| 課題の要件 |
以下のデータすべてを、「value-label」を「data-value」に置き換え、ほかは一切変えずに編集して示すこと。画像は解答に含めないこと。

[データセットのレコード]
####################

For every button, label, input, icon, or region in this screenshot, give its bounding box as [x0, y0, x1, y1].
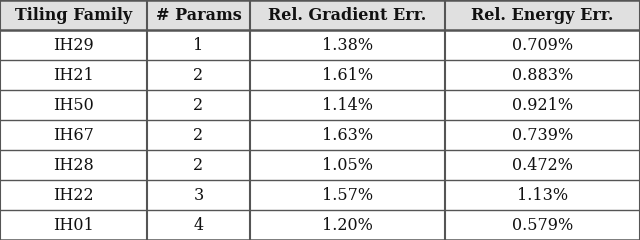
Text: 1.61%: 1.61% [322, 66, 372, 84]
Text: 0.709%: 0.709% [512, 36, 573, 54]
Text: 1.57%: 1.57% [322, 186, 372, 204]
Text: IH29: IH29 [53, 36, 94, 54]
Text: 0.921%: 0.921% [512, 96, 573, 114]
Text: IH22: IH22 [53, 186, 94, 204]
Bar [0, 60, 640, 90]
Text: 1: 1 [193, 36, 204, 54]
Text: 0.739%: 0.739% [512, 126, 573, 144]
Text: 2: 2 [193, 96, 204, 114]
Text: 3: 3 [193, 186, 204, 204]
Text: Rel. Gradient Err.: Rel. Gradient Err. [268, 6, 426, 24]
Text: 1.14%: 1.14% [322, 96, 372, 114]
Text: 2: 2 [193, 156, 204, 174]
Bar [0, 0, 640, 30]
Bar [0, 30, 640, 60]
Text: # Params: # Params [156, 6, 241, 24]
Bar [0, 120, 640, 150]
Text: 1.20%: 1.20% [322, 216, 372, 234]
Text: 0.579%: 0.579% [512, 216, 573, 234]
Bar [0, 150, 640, 180]
Text: 4: 4 [193, 216, 204, 234]
Text: 2: 2 [193, 126, 204, 144]
Text: IH01: IH01 [53, 216, 94, 234]
Bar [0, 180, 640, 210]
Text: IH28: IH28 [53, 156, 94, 174]
Text: IH67: IH67 [53, 126, 94, 144]
Text: 0.472%: 0.472% [512, 156, 573, 174]
Bar [0, 90, 640, 120]
Text: 1.13%: 1.13% [517, 186, 568, 204]
Text: Rel. Energy Err.: Rel. Energy Err. [471, 6, 614, 24]
Text: 0.883%: 0.883% [512, 66, 573, 84]
Text: IH50: IH50 [53, 96, 94, 114]
Text: 1.38%: 1.38% [322, 36, 372, 54]
Text: 1.05%: 1.05% [322, 156, 372, 174]
Text: 1.63%: 1.63% [322, 126, 372, 144]
Bar [0, 210, 640, 240]
Text: 2: 2 [193, 66, 204, 84]
Text: Tiling Family: Tiling Family [15, 6, 132, 24]
Text: IH21: IH21 [53, 66, 94, 84]
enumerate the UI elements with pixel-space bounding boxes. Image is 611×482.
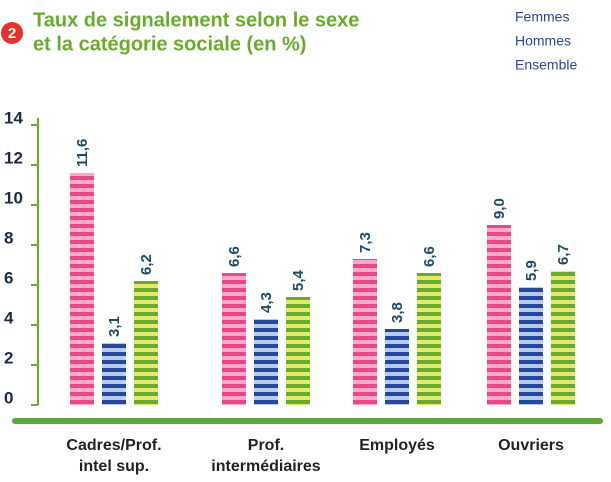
legend-label: Hommes <box>515 33 571 49</box>
value-label: 4,3 <box>258 292 275 313</box>
bar <box>102 343 126 405</box>
bar <box>222 273 246 405</box>
legend-label: Ensemble <box>515 57 577 73</box>
x-tick-label: intel sup. <box>79 458 149 475</box>
value-label: 9,0 <box>491 198 508 219</box>
y-tick-label: 6 <box>4 268 13 287</box>
value-label: 3,1 <box>106 316 123 337</box>
y-tick-label: 14 <box>4 108 23 127</box>
value-label: 6,7 <box>555 244 572 265</box>
bar <box>519 287 543 405</box>
value-label: 5,4 <box>290 269 307 291</box>
value-label: 6,2 <box>138 254 155 275</box>
legend-label: Femmes <box>515 9 569 25</box>
bar <box>487 225 511 405</box>
chart-title: Taux de signalement selon le sexe <box>33 9 359 31</box>
x-tick-label: Employés <box>359 437 435 454</box>
y-tick-label: 10 <box>4 188 23 207</box>
value-label: 3,8 <box>389 302 406 323</box>
y-tick-label: 0 <box>4 388 13 407</box>
y-tick-label: 12 <box>4 148 23 167</box>
y-tick-label: 8 <box>4 228 13 247</box>
value-label: 7,3 <box>357 232 374 253</box>
value-label: 6,6 <box>226 246 243 267</box>
value-label: 11,6 <box>74 139 91 167</box>
x-tick-label: Ouvriers <box>498 437 564 454</box>
chart-title: et la catégorie sociale (en %) <box>33 33 306 55</box>
bar <box>70 173 94 405</box>
bar <box>353 259 377 405</box>
x-tick-label: Cadres/Prof. <box>66 437 161 454</box>
y-tick-label: 2 <box>4 348 13 367</box>
x-tick-label: Prof. <box>248 437 284 454</box>
y-tick-label: 4 <box>4 308 14 327</box>
bar <box>385 329 409 405</box>
bar <box>551 271 575 405</box>
badge <box>1 22 23 44</box>
badge-number: 2 <box>8 25 16 42</box>
value-label: 5,9 <box>523 260 540 281</box>
bar <box>254 319 278 405</box>
x-tick-label: intermédiaires <box>211 458 320 475</box>
bar <box>417 273 441 405</box>
bar <box>286 297 310 405</box>
value-label: 6,6 <box>421 246 438 267</box>
bar <box>134 281 158 405</box>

####################

| 課題の解答 |
For every button, label, input, icon, or region in this screenshot, give its bounding box as [x0, y0, x1, y1].
Text: 1.61%: 1.61% [322, 66, 372, 84]
Text: 0.709%: 0.709% [512, 36, 573, 54]
Text: 1.57%: 1.57% [322, 186, 372, 204]
Text: IH29: IH29 [53, 36, 94, 54]
Text: 0.921%: 0.921% [512, 96, 573, 114]
Text: IH22: IH22 [53, 186, 94, 204]
Bar [0, 60, 640, 90]
Text: 1: 1 [193, 36, 204, 54]
Text: 0.739%: 0.739% [512, 126, 573, 144]
Text: 2: 2 [193, 96, 204, 114]
Text: 3: 3 [193, 186, 204, 204]
Text: Rel. Gradient Err.: Rel. Gradient Err. [268, 6, 426, 24]
Text: 1.14%: 1.14% [322, 96, 372, 114]
Text: 2: 2 [193, 156, 204, 174]
Bar [0, 0, 640, 30]
Bar [0, 30, 640, 60]
Text: # Params: # Params [156, 6, 241, 24]
Bar [0, 120, 640, 150]
Text: 1.20%: 1.20% [322, 216, 372, 234]
Text: 0.579%: 0.579% [512, 216, 573, 234]
Bar [0, 150, 640, 180]
Text: 4: 4 [193, 216, 204, 234]
Text: 2: 2 [193, 126, 204, 144]
Text: IH01: IH01 [53, 216, 94, 234]
Bar [0, 180, 640, 210]
Text: IH28: IH28 [53, 156, 94, 174]
Text: IH67: IH67 [53, 126, 94, 144]
Text: 0.472%: 0.472% [512, 156, 573, 174]
Bar [0, 90, 640, 120]
Text: 1.13%: 1.13% [517, 186, 568, 204]
Text: Rel. Energy Err.: Rel. Energy Err. [471, 6, 614, 24]
Text: 0.883%: 0.883% [512, 66, 573, 84]
Text: IH50: IH50 [53, 96, 94, 114]
Text: 1.38%: 1.38% [322, 36, 372, 54]
Text: 1.05%: 1.05% [322, 156, 372, 174]
Text: 1.63%: 1.63% [322, 126, 372, 144]
Bar [0, 210, 640, 240]
Text: 2: 2 [193, 66, 204, 84]
Text: Tiling Family: Tiling Family [15, 6, 132, 24]
Text: IH21: IH21 [53, 66, 94, 84]
enumerate the UI elements with pixel-space bounding boxes. Image is 611×482.
legend-label: Hommes <box>515 33 571 49</box>
data-value: 4,3 <box>258 292 275 313</box>
bar <box>102 343 126 405</box>
bar <box>222 273 246 405</box>
legend-label: Ensemble <box>515 57 577 73</box>
x-tick-label: intel sup. <box>79 458 149 475</box>
data-value: 9,0 <box>491 198 508 219</box>
y-tick-label: 6 <box>4 268 13 287</box>
data-value: 3,1 <box>106 316 123 337</box>
y-tick-label: 14 <box>4 108 23 127</box>
data-value: 6,7 <box>555 244 572 265</box>
bar <box>519 287 543 405</box>
data-value: 5,4 <box>290 269 307 291</box>
data-value: 6,2 <box>138 254 155 275</box>
legend-label: Femmes <box>515 9 569 25</box>
bar <box>487 225 511 405</box>
chart-title: Taux de signalement selon le sexe <box>33 9 359 31</box>
x-tick-label: Employés <box>359 437 435 454</box>
y-tick-label: 10 <box>4 188 23 207</box>
data-value: 3,8 <box>389 302 406 323</box>
y-tick-label: 0 <box>4 388 13 407</box>
y-tick-label: 12 <box>4 148 23 167</box>
y-tick-label: 8 <box>4 228 13 247</box>
data-value: 7,3 <box>357 232 374 253</box>
data-value: 6,6 <box>226 246 243 267</box>
data-value: 11,6 <box>74 139 91 167</box>
x-tick-label: Ouvriers <box>498 437 564 454</box>
chart-title: et la catégorie sociale (en %) <box>33 33 306 55</box>
bar <box>70 173 94 405</box>
bar <box>353 259 377 405</box>
x-tick-label: Cadres/Prof. <box>66 437 161 454</box>
y-tick-label: 2 <box>4 348 13 367</box>
x-tick-label: Prof. <box>248 437 284 454</box>
y-tick-label: 4 <box>4 308 14 327</box>
bar <box>385 329 409 405</box>
bar <box>551 271 575 405</box>
badge <box>1 22 23 44</box>
badge-number: 2 <box>8 25 16 42</box>
data-value: 5,9 <box>523 260 540 281</box>
bar <box>254 319 278 405</box>
x-tick-label: intermédiaires <box>211 458 320 475</box>
bar <box>417 273 441 405</box>
bar <box>286 297 310 405</box>
data-value: 6,6 <box>421 246 438 267</box>
bar <box>134 281 158 405</box>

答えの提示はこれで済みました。